— Start —
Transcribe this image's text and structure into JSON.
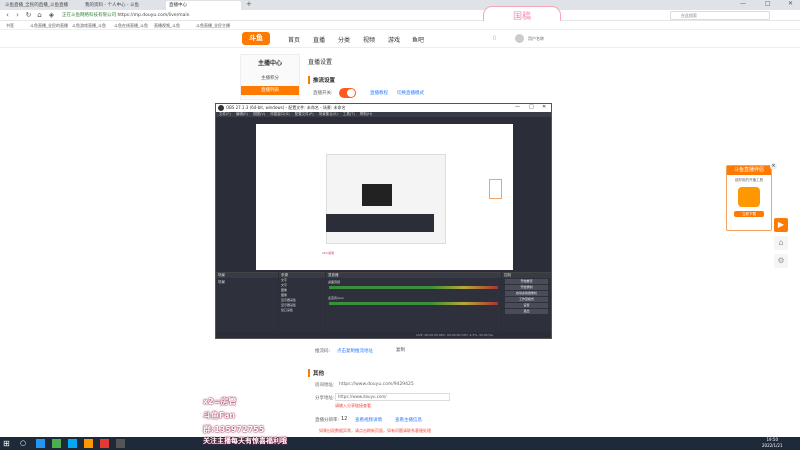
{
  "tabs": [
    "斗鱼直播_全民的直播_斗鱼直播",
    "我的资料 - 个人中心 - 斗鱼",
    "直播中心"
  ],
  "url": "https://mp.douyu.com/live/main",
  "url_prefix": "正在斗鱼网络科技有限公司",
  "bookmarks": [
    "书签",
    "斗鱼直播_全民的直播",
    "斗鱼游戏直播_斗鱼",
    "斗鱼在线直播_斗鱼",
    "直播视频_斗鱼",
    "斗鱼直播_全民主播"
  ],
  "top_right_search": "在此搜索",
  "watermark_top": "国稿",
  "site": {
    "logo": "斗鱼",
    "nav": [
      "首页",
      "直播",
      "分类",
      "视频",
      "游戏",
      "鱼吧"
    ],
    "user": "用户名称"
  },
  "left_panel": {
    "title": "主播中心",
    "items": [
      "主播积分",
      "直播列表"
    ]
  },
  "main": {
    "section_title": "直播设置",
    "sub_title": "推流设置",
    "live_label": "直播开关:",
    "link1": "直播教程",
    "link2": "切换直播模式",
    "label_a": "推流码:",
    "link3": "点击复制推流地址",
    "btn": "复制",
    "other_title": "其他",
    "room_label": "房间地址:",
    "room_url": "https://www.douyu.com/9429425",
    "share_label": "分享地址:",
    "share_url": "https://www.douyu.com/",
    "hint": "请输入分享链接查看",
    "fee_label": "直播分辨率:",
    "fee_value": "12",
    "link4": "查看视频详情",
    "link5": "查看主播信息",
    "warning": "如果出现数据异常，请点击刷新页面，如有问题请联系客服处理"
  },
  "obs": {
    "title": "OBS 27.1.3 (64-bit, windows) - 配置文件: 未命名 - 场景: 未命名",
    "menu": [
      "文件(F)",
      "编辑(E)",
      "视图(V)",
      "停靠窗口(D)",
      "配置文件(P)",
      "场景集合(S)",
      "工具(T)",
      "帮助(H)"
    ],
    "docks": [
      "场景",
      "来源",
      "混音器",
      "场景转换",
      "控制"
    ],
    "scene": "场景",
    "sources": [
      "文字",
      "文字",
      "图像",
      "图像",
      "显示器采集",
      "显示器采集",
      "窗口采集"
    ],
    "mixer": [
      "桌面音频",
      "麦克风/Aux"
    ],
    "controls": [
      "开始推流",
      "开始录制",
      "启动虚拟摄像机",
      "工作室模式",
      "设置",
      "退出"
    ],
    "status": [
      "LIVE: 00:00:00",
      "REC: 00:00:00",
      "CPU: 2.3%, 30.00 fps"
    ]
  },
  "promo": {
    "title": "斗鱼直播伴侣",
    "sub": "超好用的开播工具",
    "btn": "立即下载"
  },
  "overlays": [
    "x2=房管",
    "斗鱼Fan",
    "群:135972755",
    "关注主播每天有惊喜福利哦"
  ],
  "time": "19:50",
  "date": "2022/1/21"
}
— End —
— Start —
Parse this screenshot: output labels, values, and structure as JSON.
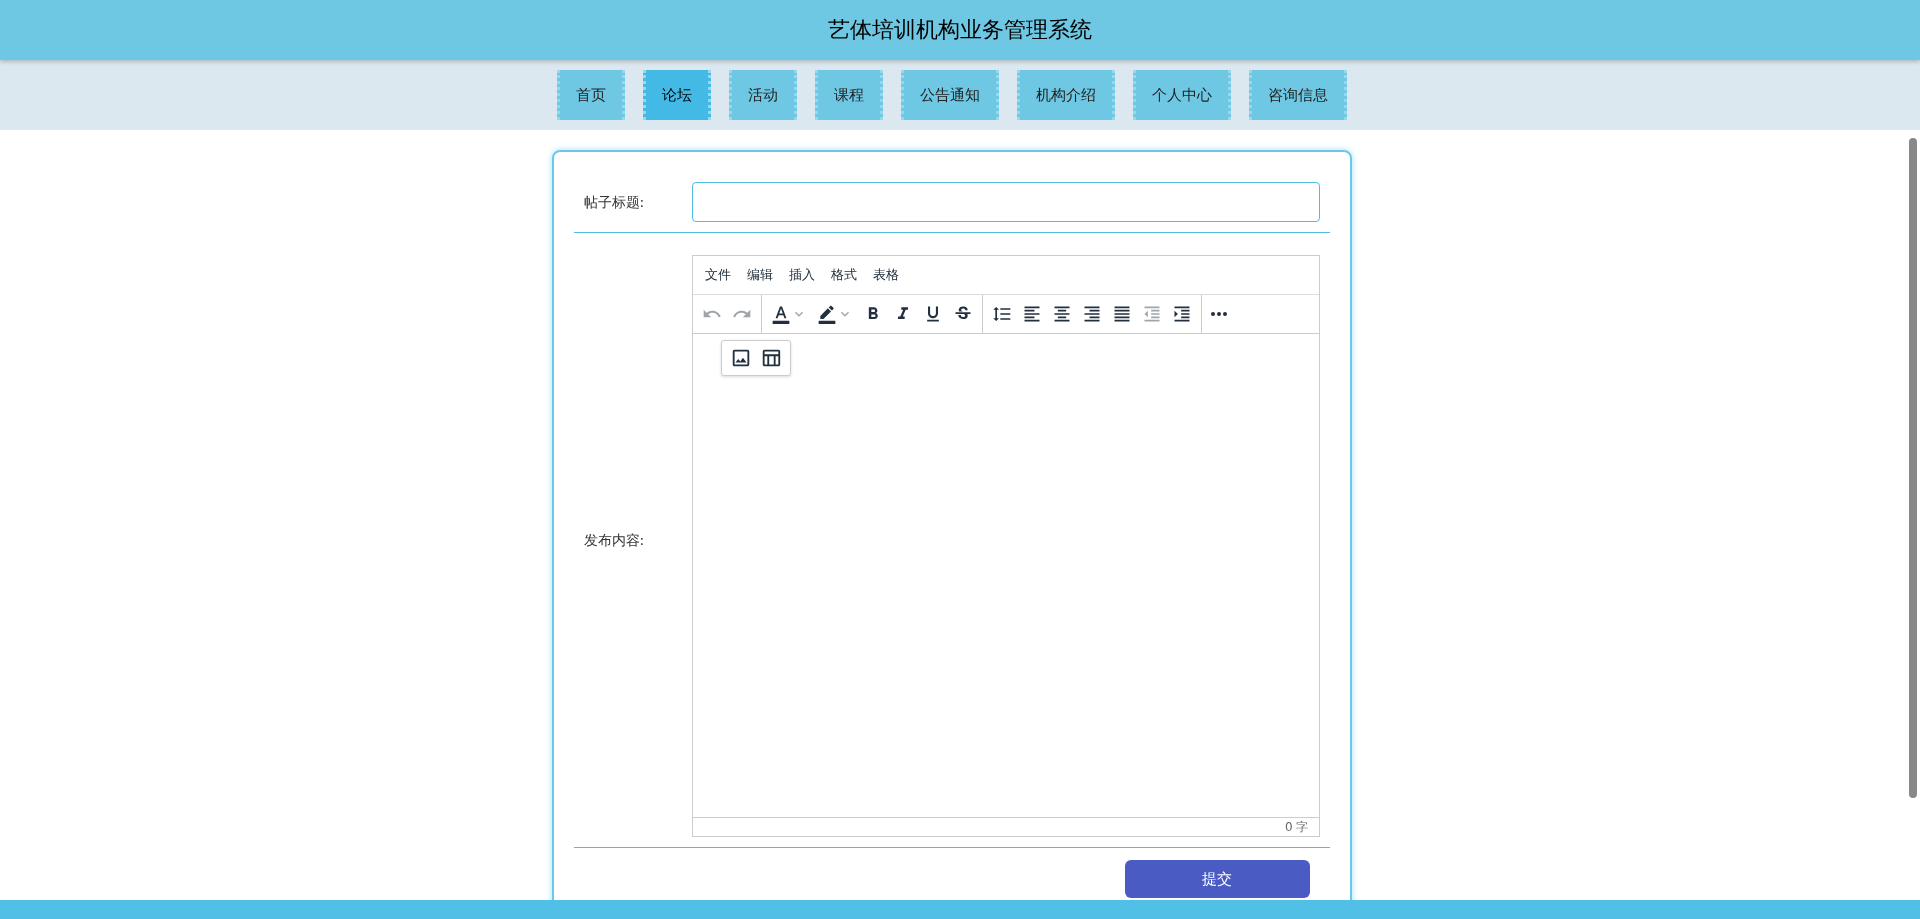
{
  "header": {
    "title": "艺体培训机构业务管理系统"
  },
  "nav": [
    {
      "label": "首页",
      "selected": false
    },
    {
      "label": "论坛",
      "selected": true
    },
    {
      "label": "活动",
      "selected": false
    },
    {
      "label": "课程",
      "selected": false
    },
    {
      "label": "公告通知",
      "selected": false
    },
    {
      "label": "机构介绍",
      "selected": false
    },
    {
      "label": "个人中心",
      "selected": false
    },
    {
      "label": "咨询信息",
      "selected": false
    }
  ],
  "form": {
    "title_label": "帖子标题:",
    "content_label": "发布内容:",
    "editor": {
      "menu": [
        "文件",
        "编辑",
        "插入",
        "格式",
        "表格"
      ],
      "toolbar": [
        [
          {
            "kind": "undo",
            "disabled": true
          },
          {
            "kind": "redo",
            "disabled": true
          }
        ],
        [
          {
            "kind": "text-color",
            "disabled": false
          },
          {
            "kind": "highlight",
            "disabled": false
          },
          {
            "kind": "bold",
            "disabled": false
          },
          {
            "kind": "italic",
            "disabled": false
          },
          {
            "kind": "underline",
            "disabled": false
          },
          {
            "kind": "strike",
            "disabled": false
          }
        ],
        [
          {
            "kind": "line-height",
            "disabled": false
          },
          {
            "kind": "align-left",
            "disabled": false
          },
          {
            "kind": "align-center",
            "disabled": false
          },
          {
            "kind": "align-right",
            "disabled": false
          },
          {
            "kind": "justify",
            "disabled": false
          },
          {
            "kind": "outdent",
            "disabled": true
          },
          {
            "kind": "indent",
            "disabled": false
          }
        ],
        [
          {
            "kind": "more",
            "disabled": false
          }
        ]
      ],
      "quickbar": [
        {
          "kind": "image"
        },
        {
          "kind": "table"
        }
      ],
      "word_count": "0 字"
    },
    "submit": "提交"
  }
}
— End —
● WHAT THIS TASK INVOLVES:
Scan the material above. Copy each line where "配置文件" occurs.

● WRITTEN REPLY:
    "title": "OBS 27.1.3 (64-bit, windows) - 配置文件: 未命名 - 场景: 未命名",
      "配置文件(P)",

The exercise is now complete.